Start Material shown

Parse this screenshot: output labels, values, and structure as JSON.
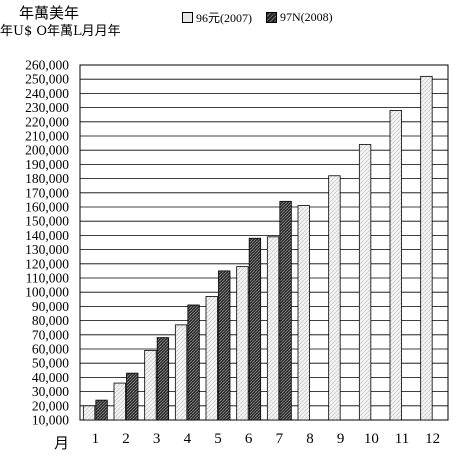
{
  "header": {
    "unit_title": "年萬美年",
    "unit_sub": "年U$ O年萬L月月年"
  },
  "legend": {
    "series_2007": "96元(2007)",
    "series_2008": "97N(2008)"
  },
  "x_axis_label": "月",
  "colors": {
    "series_2007_fill": "#e8e8e8",
    "series_2008_fill": "#333333",
    "grid": "#000000"
  },
  "chart_data": {
    "type": "bar",
    "categories": [
      "1",
      "2",
      "3",
      "4",
      "5",
      "6",
      "7",
      "8",
      "9",
      "10",
      "11",
      "12"
    ],
    "series": [
      {
        "name": "96元(2007)",
        "values": [
          20000,
          36000,
          59000,
          77000,
          97000,
          118000,
          139000,
          161000,
          182000,
          204000,
          228000,
          252000
        ]
      },
      {
        "name": "97N(2008)",
        "values": [
          24000,
          43000,
          68000,
          91000,
          115000,
          138000,
          164000,
          null,
          null,
          null,
          null,
          null
        ]
      }
    ],
    "ylim": [
      10000,
      260000
    ],
    "ytick_step": 10000,
    "ytick_labels": [
      "10,000",
      "20,000",
      "30,000",
      "40,000",
      "50,000",
      "60,000",
      "70,000",
      "80,000",
      "90,000",
      "100,000",
      "110,000",
      "120,000",
      "130,000",
      "140,000",
      "150,000",
      "160,000",
      "170,000",
      "180,000",
      "190,000",
      "200,000",
      "210,000",
      "220,000",
      "230,000",
      "240,000",
      "250,000",
      "260,000"
    ],
    "grid": true,
    "legend_position": "top"
  }
}
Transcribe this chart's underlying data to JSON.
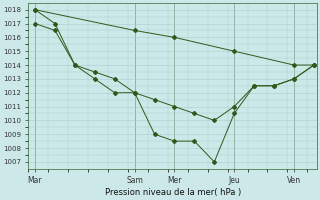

End Material shown

### Task description
Select every line where the word "this" occurs.

### Response
Parse this screenshot: output labels, values, and structure as JSON.
Transcribe this chart's underlying data to JSON.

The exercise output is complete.